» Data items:

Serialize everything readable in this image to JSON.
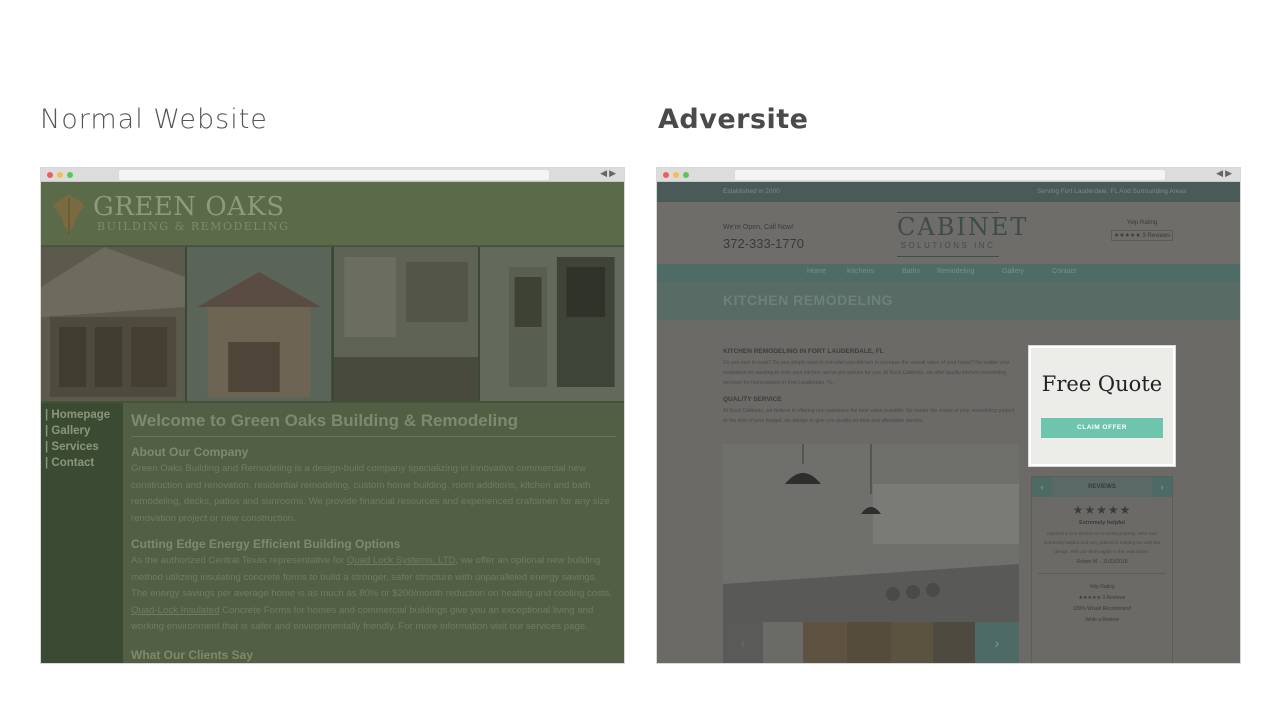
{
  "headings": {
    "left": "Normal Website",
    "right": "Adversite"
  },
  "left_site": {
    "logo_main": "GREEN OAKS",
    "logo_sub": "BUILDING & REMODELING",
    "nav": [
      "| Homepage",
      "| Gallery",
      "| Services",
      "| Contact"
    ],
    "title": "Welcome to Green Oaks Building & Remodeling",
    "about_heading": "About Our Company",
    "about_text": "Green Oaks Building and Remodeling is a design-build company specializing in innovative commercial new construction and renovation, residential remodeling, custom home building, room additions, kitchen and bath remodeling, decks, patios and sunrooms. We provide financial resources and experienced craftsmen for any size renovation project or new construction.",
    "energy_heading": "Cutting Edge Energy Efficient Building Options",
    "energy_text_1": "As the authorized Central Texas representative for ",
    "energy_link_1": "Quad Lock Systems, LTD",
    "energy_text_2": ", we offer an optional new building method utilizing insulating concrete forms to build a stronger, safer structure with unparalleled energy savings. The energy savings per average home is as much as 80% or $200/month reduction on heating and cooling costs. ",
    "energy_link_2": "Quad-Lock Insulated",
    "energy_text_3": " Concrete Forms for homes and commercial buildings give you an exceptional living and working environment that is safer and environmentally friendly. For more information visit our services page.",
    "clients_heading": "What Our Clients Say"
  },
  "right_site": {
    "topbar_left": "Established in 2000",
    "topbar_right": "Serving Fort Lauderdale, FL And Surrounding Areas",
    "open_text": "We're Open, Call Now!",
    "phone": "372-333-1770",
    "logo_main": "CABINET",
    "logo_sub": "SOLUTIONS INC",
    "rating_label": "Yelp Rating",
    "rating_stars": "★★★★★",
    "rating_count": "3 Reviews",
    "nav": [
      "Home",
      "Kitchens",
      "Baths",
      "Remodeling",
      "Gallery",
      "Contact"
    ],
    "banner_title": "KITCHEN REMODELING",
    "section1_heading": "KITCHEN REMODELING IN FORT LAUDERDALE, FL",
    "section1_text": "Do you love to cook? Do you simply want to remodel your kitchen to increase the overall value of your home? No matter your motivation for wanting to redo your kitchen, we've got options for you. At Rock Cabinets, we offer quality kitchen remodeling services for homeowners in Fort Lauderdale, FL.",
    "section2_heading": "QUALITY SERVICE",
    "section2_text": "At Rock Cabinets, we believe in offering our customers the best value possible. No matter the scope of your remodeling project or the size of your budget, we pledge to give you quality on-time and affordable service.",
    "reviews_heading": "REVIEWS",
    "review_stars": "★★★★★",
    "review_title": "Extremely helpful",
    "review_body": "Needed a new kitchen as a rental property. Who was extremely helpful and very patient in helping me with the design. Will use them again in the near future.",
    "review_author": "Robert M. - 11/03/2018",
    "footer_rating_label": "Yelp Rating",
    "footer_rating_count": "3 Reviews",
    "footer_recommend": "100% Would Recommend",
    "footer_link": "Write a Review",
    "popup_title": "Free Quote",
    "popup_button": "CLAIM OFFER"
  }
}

» TASK BRIEF: Lines that include the word "Yelp" are to be extracted from the data above.

» RESPONSE TO THIS TASK:
    "rating_label": "Yelp Rating",
    "footer_rating_label": "Yelp Rating",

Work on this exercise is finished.